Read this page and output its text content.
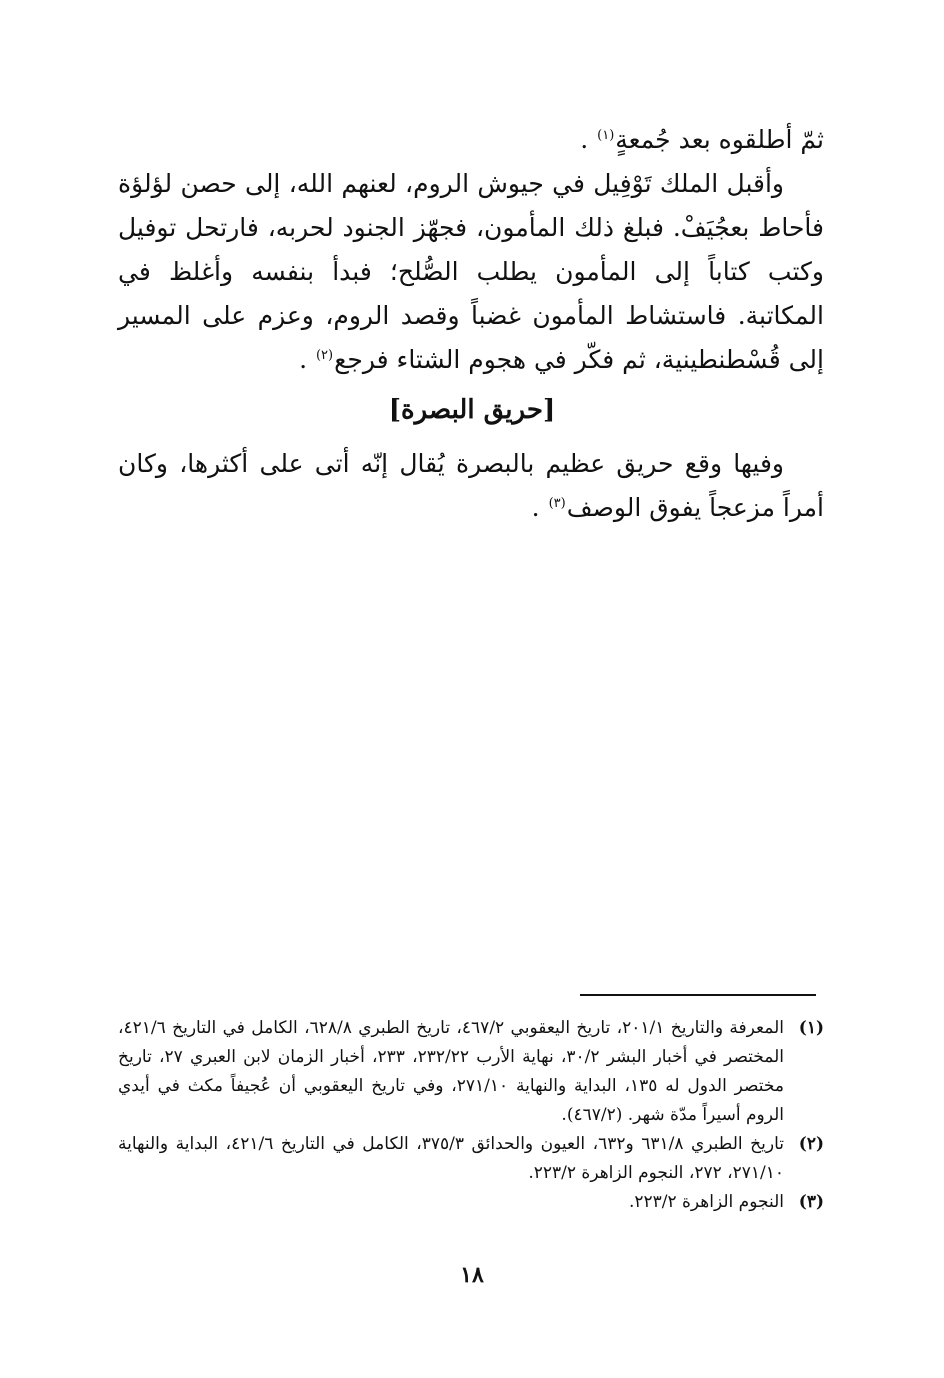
ثمّ أطلقوه بعد جُمعةٍ$^{(١)}$ .

وأقبل الملك تَوْفِيل في جيوش الروم، لعنهم الله، إلى حصن لؤلؤة فأحاط بعجُيَفْ. فبلغ ذلك المأمون، فجهّز الجنود لحربه، فارتحل توفيل وكتب كتاباً إلى المأمون يطلب الصُّلح؛ فبدأ بنفسه وأغلظ في المكاتبة. فاستشاط المأمون غضباً وقصد الروم، وعزم على المسير إلى قُسْطنطينية، ثم فكّر في هجوم الشتاء فرجع$^{(٢)}$ .

[حريق البصرة]

وفيها وقع حريق عظيم بالبصرة يُقال إنّه أتى على أكثرها، وكان أمراً مزعجاً يفوق الوصف$^{(٣)}$ .

(١)
المعرفة والتاريخ ٢٠١/١، تاريخ اليعقوبي ٤٦٧/٢، تاريخ الطبري ٦٢٨/٨، الكامل في التاريخ ٤٢١/٦، المختصر في أخبار البشر ٣٠/٢، نهاية الأرب ٢٣٢/٢٢، ٢٣٣، أخبار الزمان لابن العبري ٢٧، تاريخ مختصر الدول له ١٣٥، البداية والنهاية ٢٧١/١٠، وفي تاريخ اليعقوبي أن عُجيفاً مكث في أيدي الروم أسيراً مدّة شهر. (٤٦٧/٢).
(٢)
تاريخ الطبري ٦٣١/٨ و٦٣٢، العيون والحدائق ٣٧٥/٣، الكامل في التاريخ ٤٢١/٦، البداية والنهاية ٢٧١/١٠، ٢٧٢، النجوم الزاهرة ٢٢٣/٢.
(٣)
النجوم الزاهرة ٢٢٣/٢.
١٨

* Required work: Quote every line of the records above exactly; no picture is to be copied.

* Final result:
Read this page and output its text content.
ثمّ أطلقوه بعد جُمعةٍ$^{(١)}$ .

وأقبل الملك تَوْفِيل في جيوش الروم، لعنهم الله، إلى حصن لؤلؤة فأحاط بعجُيَفْ. فبلغ ذلك المأمون، فجهّز الجنود لحربه، فارتحل توفيل وكتب كتاباً إلى المأمون يطلب الصُّلح؛ فبدأ بنفسه وأغلظ في المكاتبة. فاستشاط المأمون غضباً وقصد الروم، وعزم على المسير إلى قُسْطنطينية، ثم فكّر في هجوم الشتاء فرجع$^{(٢)}$ .

[حريق البصرة]

وفيها وقع حريق عظيم بالبصرة يُقال إنّه أتى على أكثرها، وكان أمراً مزعجاً يفوق الوصف$^{(٣)}$ .

(١)
المعرفة والتاريخ ٢٠١/١، تاريخ اليعقوبي ٤٦٧/٢، تاريخ الطبري ٦٢٨/٨، الكامل في التاريخ ٤٢١/٦، المختصر في أخبار البشر ٣٠/٢، نهاية الأرب ٢٣٢/٢٢، ٢٣٣، أخبار الزمان لابن العبري ٢٧، تاريخ مختصر الدول له ١٣٥، البداية والنهاية ٢٧١/١٠، وفي تاريخ اليعقوبي أن عُجيفاً مكث في أيدي الروم أسيراً مدّة شهر. (٤٦٧/٢).
(٢)
تاريخ الطبري ٦٣١/٨ و٦٣٢، العيون والحدائق ٣٧٥/٣، الكامل في التاريخ ٤٢١/٦، البداية والنهاية ٢٧١/١٠، ٢٧٢، النجوم الزاهرة ٢٢٣/٢.
(٣)
النجوم الزاهرة ٢٢٣/٢.
١٨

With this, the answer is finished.